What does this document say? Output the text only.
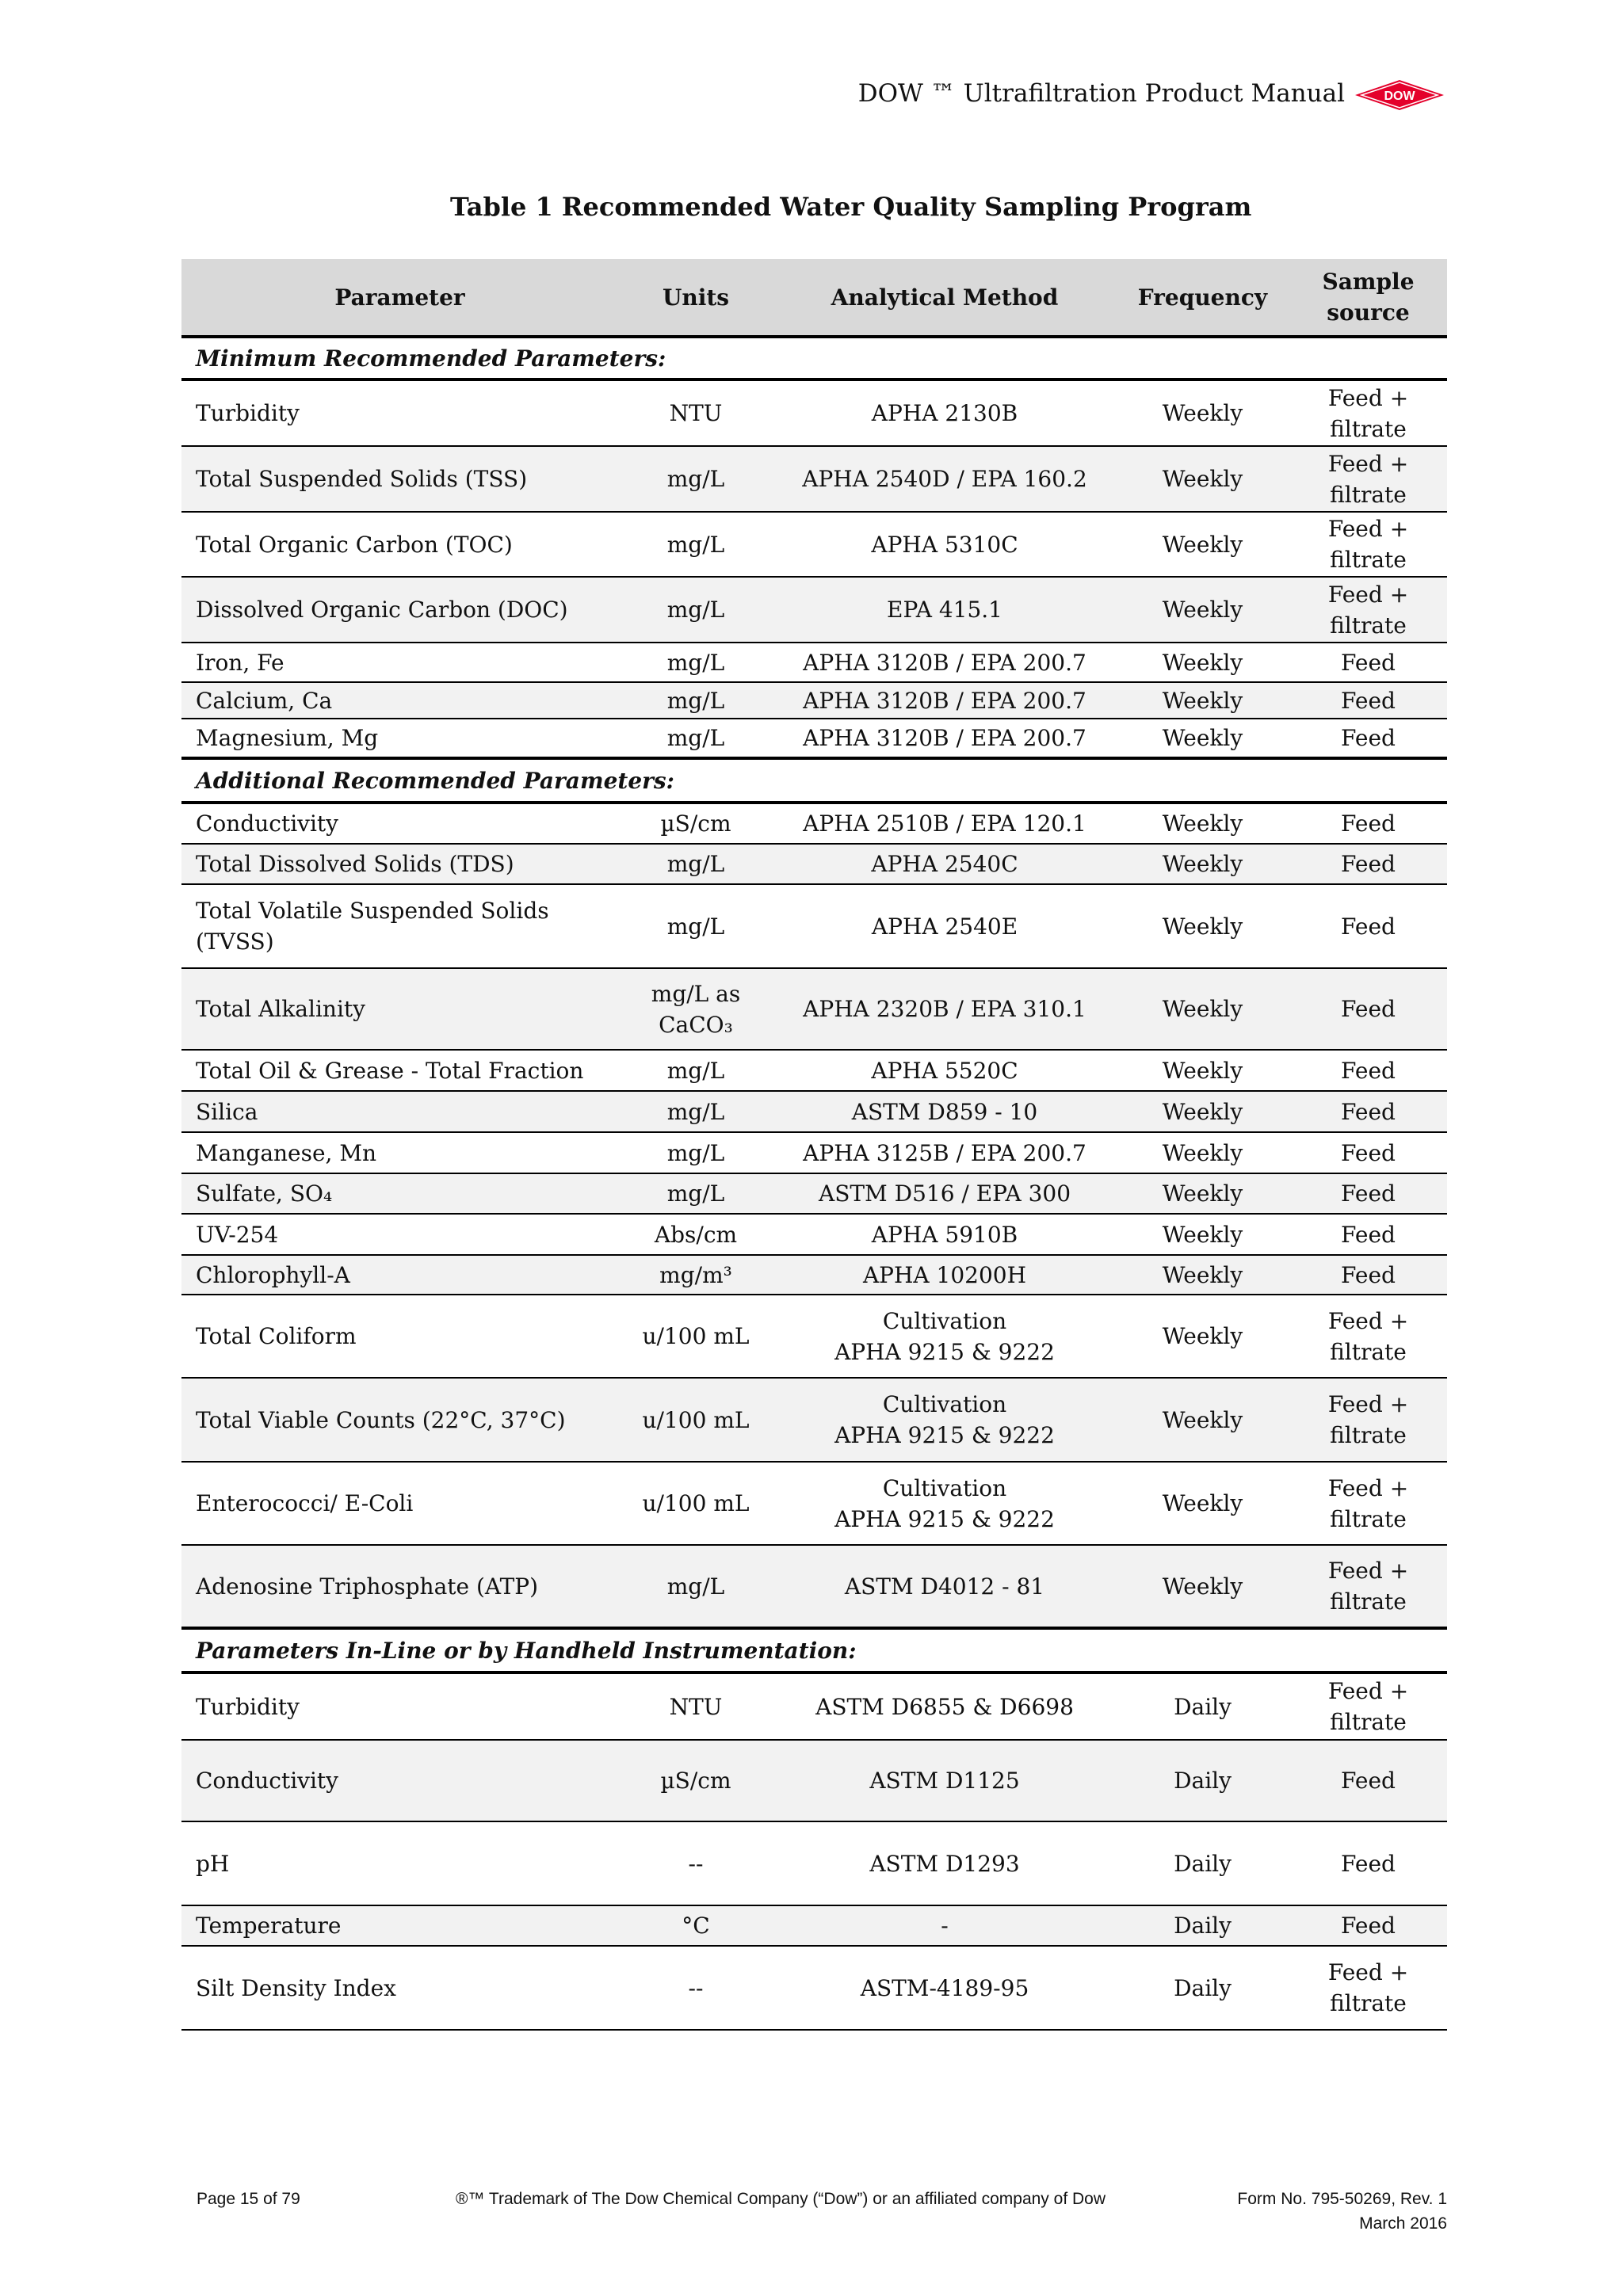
DOW ™ Ultrafiltration Product Manual	DOW
Table 1 Recommended Water Quality Sampling Program
Parameter	Units	Analytical Method	Frequency	Sample
source
Minimum Recommended Parameters:				
Turbidity	NTU	APHA 2130B	Weekly	Feed +
filtrate
Total Suspended Solids (TSS)	mg/L	APHA 2540D / EPA 160.2	Weekly	Feed +
filtrate
Total Organic Carbon (TOC)	mg/L	APHA 5310C	Weekly	Feed +
filtrate
Dissolved Organic Carbon (DOC)	mg/L	EPA 415.1	Weekly	Feed +
filtrate
Iron, Fe	mg/L	APHA 3120B / EPA 200.7	Weekly	Feed
Calcium, Ca	mg/L	APHA 3120B / EPA 200.7	Weekly	Feed
Magnesium, Mg	mg/L	APHA 3120B / EPA 200.7	Weekly	Feed
Additional Recommended Parameters:				
Conductivity	µS/cm	APHA 2510B / EPA 120.1	Weekly	Feed
Total Dissolved Solids (TDS)	mg/L	APHA 2540C	Weekly	Feed
Total Volatile Suspended Solids
(TVSS)	mg/L	APHA 2540E	Weekly	Feed
Total Alkalinity	mg/L as
CaCO₃	APHA 2320B / EPA 310.1	Weekly	Feed
Total Oil & Grease - Total Fraction	mg/L	APHA 5520C	Weekly	Feed
Silica	mg/L	ASTM D859 - 10	Weekly	Feed
Manganese, Mn	mg/L	APHA 3125B / EPA 200.7	Weekly	Feed
Sulfate, SO₄	mg/L	ASTM D516 / EPA 300	Weekly	Feed
UV-254	Abs/cm	APHA 5910B	Weekly	Feed
Chlorophyll-A	mg/m³	APHA 10200H	Weekly	Feed
Total Coliform	u/100 mL	Cultivation
APHA 9215 & 9222	Weekly	Feed +
filtrate
Total Viable Counts (22°C, 37°C)	u/100 mL	Cultivation
APHA 9215 & 9222	Weekly	Feed +
filtrate
Enterococci/ E-Coli	u/100 mL	Cultivation
APHA 9215 & 9222	Weekly	Feed +
filtrate
Adenosine Triphosphate (ATP)	mg/L	ASTM D4012 - 81	Weekly	Feed +
filtrate
Parameters In-Line or by Handheld Instrumentation:				
Turbidity	NTU	ASTM D6855 & D6698	Daily	Feed +
filtrate
Conductivity	µS/cm	ASTM D1125	Daily	Feed
pH	--	ASTM D1293	Daily	Feed
Temperature	°C	-	Daily	Feed
Silt Density Index	--	ASTM-4189-95	Daily	Feed +
filtrate
Page 15 of 79	®™ Trademark of The Dow Chemical Company (“Dow”) or an affiliated company of Dow	Form No. 795-50269, Rev. 1
March 2016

Exercise goal → Reproduce each record from above exactly; pictures do not belong in the copy.

Written solution →
What does this document say? Output the text only.
DOW ™ Ultrafiltration Product Manual	DOW
Table 1 Recommended Water Quality Sampling Program
Parameter	Units	Analytical Method	Frequency	Sample
source
Minimum Recommended Parameters:				
Turbidity	NTU	APHA 2130B	Weekly	Feed +
filtrate
Total Suspended Solids (TSS)	mg/L	APHA 2540D / EPA 160.2	Weekly	Feed +
filtrate
Total Organic Carbon (TOC)	mg/L	APHA 5310C	Weekly	Feed +
filtrate
Dissolved Organic Carbon (DOC)	mg/L	EPA 415.1	Weekly	Feed +
filtrate
Iron, Fe	mg/L	APHA 3120B / EPA 200.7	Weekly	Feed
Calcium, Ca	mg/L	APHA 3120B / EPA 200.7	Weekly	Feed
Magnesium, Mg	mg/L	APHA 3120B / EPA 200.7	Weekly	Feed
Additional Recommended Parameters:				
Conductivity	µS/cm	APHA 2510B / EPA 120.1	Weekly	Feed
Total Dissolved Solids (TDS)	mg/L	APHA 2540C	Weekly	Feed
Total Volatile Suspended Solids
(TVSS)	mg/L	APHA 2540E	Weekly	Feed
Total Alkalinity	mg/L as
CaCO₃	APHA 2320B / EPA 310.1	Weekly	Feed
Total Oil & Grease - Total Fraction	mg/L	APHA 5520C	Weekly	Feed
Silica	mg/L	ASTM D859 - 10	Weekly	Feed
Manganese, Mn	mg/L	APHA 3125B / EPA 200.7	Weekly	Feed
Sulfate, SO₄	mg/L	ASTM D516 / EPA 300	Weekly	Feed
UV-254	Abs/cm	APHA 5910B	Weekly	Feed
Chlorophyll-A	mg/m³	APHA 10200H	Weekly	Feed
Total Coliform	u/100 mL	Cultivation
APHA 9215 & 9222	Weekly	Feed +
filtrate
Total Viable Counts (22°C, 37°C)	u/100 mL	Cultivation
APHA 9215 & 9222	Weekly	Feed +
filtrate
Enterococci/ E-Coli	u/100 mL	Cultivation
APHA 9215 & 9222	Weekly	Feed +
filtrate
Adenosine Triphosphate (ATP)	mg/L	ASTM D4012 - 81	Weekly	Feed +
filtrate
Parameters In-Line or by Handheld Instrumentation:				
Turbidity	NTU	ASTM D6855 & D6698	Daily	Feed +
filtrate
Conductivity	µS/cm	ASTM D1125	Daily	Feed
pH	--	ASTM D1293	Daily	Feed
Temperature	°C	-	Daily	Feed
Silt Density Index	--	ASTM-4189-95	Daily	Feed +
filtrate
Page 15 of 79	®™ Trademark of The Dow Chemical Company (“Dow”) or an affiliated company of Dow	Form No. 795-50269, Rev. 1
March 2016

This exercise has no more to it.